• [Task directions]: Across the data below, how many lines hold "this"? Answer with that number and nothing else.

• [Collected data entries]:
○ ○ ○

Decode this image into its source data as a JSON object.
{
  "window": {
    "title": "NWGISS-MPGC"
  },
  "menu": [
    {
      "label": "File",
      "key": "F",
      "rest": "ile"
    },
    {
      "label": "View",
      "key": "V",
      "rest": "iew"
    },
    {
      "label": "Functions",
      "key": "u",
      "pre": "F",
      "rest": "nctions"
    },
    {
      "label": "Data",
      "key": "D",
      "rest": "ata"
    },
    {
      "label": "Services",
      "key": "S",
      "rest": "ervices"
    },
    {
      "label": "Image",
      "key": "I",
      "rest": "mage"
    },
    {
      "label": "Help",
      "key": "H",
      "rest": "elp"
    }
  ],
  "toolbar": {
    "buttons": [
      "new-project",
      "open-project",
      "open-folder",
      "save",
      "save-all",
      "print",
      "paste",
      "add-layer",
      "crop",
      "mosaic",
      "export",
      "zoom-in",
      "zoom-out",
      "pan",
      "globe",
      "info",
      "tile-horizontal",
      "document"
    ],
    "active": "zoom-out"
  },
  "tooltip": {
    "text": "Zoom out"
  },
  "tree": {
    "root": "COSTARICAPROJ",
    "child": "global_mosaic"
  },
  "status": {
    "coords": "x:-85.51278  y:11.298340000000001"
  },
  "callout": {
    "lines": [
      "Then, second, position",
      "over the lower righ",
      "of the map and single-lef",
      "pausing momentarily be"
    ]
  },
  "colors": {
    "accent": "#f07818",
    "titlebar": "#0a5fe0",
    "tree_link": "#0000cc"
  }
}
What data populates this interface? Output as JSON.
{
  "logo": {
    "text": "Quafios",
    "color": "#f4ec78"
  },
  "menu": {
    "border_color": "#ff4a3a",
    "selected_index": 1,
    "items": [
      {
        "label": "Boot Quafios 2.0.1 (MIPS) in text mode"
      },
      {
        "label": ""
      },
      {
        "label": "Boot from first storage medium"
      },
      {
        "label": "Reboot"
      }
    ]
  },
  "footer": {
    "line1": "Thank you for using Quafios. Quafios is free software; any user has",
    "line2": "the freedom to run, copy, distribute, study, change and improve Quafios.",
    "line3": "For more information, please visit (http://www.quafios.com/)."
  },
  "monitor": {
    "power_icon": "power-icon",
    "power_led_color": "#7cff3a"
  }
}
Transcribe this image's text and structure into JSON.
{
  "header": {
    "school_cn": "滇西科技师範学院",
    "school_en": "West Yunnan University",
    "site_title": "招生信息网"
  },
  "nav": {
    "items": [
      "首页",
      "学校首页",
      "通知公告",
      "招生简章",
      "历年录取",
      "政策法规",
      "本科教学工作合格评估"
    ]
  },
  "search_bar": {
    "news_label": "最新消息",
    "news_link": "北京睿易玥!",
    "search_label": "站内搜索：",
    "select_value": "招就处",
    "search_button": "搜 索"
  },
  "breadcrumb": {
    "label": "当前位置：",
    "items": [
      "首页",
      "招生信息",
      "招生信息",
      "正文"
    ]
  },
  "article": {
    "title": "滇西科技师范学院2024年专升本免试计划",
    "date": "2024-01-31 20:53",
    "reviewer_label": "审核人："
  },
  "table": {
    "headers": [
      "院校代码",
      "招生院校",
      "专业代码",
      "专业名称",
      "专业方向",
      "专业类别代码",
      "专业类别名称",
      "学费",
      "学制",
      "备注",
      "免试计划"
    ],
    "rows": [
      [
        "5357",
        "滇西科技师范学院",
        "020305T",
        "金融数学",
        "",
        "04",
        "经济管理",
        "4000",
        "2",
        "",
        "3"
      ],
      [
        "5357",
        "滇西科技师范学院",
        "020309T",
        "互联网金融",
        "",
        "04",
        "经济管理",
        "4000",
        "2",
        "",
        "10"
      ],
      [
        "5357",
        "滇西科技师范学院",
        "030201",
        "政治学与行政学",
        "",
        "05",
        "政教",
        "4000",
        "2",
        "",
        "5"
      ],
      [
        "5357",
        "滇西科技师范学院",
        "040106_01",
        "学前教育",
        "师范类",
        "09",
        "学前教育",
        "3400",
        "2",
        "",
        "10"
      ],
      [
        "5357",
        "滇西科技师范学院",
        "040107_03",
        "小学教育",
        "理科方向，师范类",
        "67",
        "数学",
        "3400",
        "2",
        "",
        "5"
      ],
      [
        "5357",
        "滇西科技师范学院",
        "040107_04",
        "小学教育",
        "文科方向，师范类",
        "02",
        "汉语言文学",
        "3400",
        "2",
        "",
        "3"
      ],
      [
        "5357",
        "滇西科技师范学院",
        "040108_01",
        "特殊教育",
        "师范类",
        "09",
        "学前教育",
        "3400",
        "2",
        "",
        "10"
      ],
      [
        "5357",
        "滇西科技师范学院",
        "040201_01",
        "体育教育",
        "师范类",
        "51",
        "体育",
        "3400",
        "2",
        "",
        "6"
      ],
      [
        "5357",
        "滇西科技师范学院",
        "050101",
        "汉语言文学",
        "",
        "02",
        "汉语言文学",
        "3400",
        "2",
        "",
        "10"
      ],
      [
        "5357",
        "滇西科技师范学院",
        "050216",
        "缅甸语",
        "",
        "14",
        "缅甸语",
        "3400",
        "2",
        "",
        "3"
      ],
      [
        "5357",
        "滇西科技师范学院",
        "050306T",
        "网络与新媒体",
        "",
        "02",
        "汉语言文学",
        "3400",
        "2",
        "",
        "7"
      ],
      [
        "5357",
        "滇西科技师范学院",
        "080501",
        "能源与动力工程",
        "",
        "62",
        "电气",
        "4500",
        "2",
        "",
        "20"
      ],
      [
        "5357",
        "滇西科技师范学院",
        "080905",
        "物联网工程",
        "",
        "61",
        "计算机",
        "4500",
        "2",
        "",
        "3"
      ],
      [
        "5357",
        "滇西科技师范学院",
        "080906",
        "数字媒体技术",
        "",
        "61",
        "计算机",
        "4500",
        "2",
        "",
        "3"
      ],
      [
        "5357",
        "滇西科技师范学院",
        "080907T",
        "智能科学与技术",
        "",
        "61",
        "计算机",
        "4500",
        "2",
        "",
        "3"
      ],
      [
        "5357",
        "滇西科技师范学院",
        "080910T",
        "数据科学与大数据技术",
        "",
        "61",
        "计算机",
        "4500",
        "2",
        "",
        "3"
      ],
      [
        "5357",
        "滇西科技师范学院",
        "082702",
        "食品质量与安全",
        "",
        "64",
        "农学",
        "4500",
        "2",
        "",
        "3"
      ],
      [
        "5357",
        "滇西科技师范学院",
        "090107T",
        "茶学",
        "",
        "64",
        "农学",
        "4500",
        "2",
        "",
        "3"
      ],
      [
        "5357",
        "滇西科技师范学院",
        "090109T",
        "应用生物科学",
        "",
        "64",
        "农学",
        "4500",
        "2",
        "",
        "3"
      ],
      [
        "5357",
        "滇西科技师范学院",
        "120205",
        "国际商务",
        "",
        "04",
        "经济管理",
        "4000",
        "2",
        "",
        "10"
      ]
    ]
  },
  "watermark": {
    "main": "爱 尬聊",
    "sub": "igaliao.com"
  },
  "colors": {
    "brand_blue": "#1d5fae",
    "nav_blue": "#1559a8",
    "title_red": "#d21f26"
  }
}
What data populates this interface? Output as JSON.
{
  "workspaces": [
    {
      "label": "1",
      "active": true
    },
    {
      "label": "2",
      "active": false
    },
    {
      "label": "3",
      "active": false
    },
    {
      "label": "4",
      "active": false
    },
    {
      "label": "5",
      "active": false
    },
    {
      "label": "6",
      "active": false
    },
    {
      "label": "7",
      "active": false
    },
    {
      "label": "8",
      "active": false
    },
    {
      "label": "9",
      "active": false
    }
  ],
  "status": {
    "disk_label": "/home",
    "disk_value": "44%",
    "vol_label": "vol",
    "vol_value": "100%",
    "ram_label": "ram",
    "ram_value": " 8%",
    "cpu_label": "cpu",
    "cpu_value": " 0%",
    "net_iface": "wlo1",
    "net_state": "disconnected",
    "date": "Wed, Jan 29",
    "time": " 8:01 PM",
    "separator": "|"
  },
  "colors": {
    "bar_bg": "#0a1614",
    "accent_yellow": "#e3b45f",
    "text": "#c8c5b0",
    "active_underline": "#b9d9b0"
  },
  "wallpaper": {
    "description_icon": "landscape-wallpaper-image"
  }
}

○ ○ ○

• [Answer to the task]: 4